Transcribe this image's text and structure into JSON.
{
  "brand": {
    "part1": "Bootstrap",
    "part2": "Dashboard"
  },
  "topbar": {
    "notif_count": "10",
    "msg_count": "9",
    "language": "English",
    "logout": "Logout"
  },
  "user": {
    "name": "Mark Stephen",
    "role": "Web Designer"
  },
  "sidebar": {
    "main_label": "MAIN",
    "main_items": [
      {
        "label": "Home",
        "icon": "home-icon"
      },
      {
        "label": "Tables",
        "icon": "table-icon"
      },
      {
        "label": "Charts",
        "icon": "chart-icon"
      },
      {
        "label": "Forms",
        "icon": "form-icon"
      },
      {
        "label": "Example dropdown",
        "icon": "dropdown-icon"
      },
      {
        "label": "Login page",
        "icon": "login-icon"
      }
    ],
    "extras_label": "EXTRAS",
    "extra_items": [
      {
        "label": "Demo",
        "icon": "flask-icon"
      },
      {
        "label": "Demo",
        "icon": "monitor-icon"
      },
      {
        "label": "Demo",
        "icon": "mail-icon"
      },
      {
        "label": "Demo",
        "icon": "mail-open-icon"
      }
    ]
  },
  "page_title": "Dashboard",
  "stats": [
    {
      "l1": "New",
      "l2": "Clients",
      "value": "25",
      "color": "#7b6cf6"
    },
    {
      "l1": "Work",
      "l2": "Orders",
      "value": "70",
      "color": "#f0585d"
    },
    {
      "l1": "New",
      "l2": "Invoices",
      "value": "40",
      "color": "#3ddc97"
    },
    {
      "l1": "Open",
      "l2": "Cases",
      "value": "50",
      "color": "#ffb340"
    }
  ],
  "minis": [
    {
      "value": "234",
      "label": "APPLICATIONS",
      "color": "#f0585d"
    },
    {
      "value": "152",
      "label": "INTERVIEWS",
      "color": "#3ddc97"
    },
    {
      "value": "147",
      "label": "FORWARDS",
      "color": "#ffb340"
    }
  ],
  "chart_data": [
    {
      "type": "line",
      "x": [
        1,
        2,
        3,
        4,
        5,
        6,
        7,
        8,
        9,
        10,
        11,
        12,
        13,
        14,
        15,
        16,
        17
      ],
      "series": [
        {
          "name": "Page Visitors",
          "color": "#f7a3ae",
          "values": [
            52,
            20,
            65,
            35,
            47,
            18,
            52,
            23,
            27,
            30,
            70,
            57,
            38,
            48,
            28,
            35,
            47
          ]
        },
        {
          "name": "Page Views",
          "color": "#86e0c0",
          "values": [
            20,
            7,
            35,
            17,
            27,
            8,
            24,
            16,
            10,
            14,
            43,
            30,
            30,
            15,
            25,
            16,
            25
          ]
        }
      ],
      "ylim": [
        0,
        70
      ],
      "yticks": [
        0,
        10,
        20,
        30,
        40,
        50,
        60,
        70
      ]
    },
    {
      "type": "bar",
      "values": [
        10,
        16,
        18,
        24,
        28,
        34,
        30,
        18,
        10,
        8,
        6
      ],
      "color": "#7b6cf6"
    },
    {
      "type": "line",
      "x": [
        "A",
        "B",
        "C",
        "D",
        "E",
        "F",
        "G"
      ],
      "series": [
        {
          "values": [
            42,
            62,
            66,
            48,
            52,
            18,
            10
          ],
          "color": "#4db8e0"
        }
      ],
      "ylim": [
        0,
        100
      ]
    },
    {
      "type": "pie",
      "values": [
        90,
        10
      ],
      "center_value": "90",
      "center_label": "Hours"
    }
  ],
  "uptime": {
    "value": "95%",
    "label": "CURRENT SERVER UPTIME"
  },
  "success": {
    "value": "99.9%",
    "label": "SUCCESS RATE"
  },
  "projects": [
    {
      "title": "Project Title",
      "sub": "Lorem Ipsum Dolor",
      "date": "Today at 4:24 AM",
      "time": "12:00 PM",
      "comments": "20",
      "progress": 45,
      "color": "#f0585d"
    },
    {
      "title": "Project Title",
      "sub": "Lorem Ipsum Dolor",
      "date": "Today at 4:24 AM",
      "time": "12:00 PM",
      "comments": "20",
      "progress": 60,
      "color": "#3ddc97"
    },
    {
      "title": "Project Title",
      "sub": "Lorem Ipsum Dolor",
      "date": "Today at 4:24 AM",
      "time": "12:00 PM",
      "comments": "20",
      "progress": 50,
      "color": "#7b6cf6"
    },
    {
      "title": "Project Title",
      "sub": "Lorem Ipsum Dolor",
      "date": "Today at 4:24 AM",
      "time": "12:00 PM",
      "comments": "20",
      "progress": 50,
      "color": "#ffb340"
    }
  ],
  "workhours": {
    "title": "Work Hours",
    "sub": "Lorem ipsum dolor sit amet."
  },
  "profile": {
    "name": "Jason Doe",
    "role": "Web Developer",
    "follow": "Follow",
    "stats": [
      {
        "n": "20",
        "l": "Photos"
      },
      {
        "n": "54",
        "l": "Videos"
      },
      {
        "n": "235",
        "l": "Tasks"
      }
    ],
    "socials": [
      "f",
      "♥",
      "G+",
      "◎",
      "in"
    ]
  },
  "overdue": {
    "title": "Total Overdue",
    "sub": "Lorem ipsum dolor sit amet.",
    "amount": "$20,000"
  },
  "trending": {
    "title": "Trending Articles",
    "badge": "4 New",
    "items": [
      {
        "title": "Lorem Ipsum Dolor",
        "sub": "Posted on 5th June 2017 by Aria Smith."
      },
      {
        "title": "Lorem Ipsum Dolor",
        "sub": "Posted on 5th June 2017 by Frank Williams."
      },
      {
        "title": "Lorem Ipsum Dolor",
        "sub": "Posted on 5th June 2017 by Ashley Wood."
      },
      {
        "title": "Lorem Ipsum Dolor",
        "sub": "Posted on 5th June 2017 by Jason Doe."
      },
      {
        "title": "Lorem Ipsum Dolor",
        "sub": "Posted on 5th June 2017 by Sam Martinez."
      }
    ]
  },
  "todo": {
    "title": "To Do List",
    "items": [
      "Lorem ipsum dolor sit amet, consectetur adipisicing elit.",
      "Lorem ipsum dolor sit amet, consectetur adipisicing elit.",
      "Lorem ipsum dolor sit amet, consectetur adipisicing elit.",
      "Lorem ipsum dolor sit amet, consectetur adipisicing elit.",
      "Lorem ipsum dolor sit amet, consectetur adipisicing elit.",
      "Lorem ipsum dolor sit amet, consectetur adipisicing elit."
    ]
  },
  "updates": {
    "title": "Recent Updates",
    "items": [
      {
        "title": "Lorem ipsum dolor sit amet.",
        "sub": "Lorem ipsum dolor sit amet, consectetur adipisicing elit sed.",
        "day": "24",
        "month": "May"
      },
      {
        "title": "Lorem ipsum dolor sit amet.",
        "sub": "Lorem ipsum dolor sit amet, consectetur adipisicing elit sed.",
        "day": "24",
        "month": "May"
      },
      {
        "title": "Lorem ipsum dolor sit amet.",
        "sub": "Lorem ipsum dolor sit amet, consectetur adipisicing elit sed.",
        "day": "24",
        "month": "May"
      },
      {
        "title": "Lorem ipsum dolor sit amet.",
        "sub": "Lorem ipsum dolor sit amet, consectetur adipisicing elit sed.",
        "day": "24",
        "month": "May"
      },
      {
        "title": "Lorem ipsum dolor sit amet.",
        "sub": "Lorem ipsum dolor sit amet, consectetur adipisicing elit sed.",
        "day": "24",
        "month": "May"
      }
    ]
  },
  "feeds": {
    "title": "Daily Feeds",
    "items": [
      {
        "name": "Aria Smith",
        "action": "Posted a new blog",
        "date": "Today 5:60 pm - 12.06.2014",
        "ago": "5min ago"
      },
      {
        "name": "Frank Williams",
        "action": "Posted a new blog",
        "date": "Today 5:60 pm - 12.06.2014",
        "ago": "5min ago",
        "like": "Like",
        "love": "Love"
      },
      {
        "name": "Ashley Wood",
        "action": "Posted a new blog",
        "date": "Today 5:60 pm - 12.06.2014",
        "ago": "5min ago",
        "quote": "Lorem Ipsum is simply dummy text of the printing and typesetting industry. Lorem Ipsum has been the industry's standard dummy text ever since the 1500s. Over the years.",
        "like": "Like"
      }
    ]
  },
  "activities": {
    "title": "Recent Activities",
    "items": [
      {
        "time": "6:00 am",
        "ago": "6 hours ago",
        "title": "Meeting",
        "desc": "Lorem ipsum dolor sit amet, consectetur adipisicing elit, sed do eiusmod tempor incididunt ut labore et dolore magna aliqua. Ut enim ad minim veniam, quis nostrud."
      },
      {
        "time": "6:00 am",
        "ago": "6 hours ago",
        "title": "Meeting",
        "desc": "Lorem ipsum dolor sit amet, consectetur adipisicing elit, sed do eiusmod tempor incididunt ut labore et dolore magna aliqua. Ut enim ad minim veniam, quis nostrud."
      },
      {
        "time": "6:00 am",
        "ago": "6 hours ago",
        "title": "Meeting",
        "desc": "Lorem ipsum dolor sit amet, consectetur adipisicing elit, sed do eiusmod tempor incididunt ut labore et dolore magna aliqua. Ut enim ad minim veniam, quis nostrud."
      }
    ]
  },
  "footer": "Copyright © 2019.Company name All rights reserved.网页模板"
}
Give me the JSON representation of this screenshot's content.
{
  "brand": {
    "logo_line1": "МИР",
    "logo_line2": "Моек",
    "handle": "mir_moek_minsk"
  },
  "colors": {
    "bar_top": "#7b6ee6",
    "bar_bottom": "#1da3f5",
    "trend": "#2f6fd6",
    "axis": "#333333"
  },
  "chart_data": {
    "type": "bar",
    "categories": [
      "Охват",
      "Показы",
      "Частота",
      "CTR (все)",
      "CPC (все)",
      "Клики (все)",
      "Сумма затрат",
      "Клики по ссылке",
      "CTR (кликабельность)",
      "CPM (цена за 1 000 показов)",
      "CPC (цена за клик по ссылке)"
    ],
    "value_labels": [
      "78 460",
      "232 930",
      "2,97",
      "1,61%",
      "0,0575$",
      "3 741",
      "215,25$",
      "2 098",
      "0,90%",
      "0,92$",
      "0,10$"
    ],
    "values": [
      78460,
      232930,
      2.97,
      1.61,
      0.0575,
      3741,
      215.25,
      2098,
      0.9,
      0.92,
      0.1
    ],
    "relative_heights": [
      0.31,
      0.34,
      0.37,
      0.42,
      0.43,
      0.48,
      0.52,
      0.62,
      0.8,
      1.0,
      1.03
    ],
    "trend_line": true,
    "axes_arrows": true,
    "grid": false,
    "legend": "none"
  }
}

----

[What is required]
Nothing but the lines from the one with "Give me the" through the last line should be repeated, each exactly as it stands.

[Problem solution]
Give me the JSON representation of this screenshot's content.
{
  "brand": {
    "logo_line1": "МИР",
    "logo_line2": "Моек",
    "handle": "mir_moek_minsk"
  },
  "colors": {
    "bar_top": "#7b6ee6",
    "bar_bottom": "#1da3f5",
    "trend": "#2f6fd6",
    "axis": "#333333"
  },
  "chart_data": {
    "type": "bar",
    "categories": [
      "Охват",
      "Показы",
      "Частота",
      "CTR (все)",
      "CPC (все)",
      "Клики (все)",
      "Сумма затрат",
      "Клики по ссылке",
      "CTR (кликабельность)",
      "CPM (цена за 1 000 показов)",
      "CPC (цена за клик по ссылке)"
    ],
    "value_labels": [
      "78 460",
      "232 930",
      "2,97",
      "1,61%",
      "0,0575$",
      "3 741",
      "215,25$",
      "2 098",
      "0,90%",
      "0,92$",
      "0,10$"
    ],
    "values": [
      78460,
      232930,
      2.97,
      1.61,
      0.0575,
      3741,
      215.25,
      2098,
      0.9,
      0.92,
      0.1
    ],
    "relative_heights": [
      0.31,
      0.34,
      0.37,
      0.42,
      0.43,
      0.48,
      0.52,
      0.62,
      0.8,
      1.0,
      1.03
    ],
    "trend_line": true,
    "axes_arrows": true,
    "grid": false,
    "legend": "none"
  }
}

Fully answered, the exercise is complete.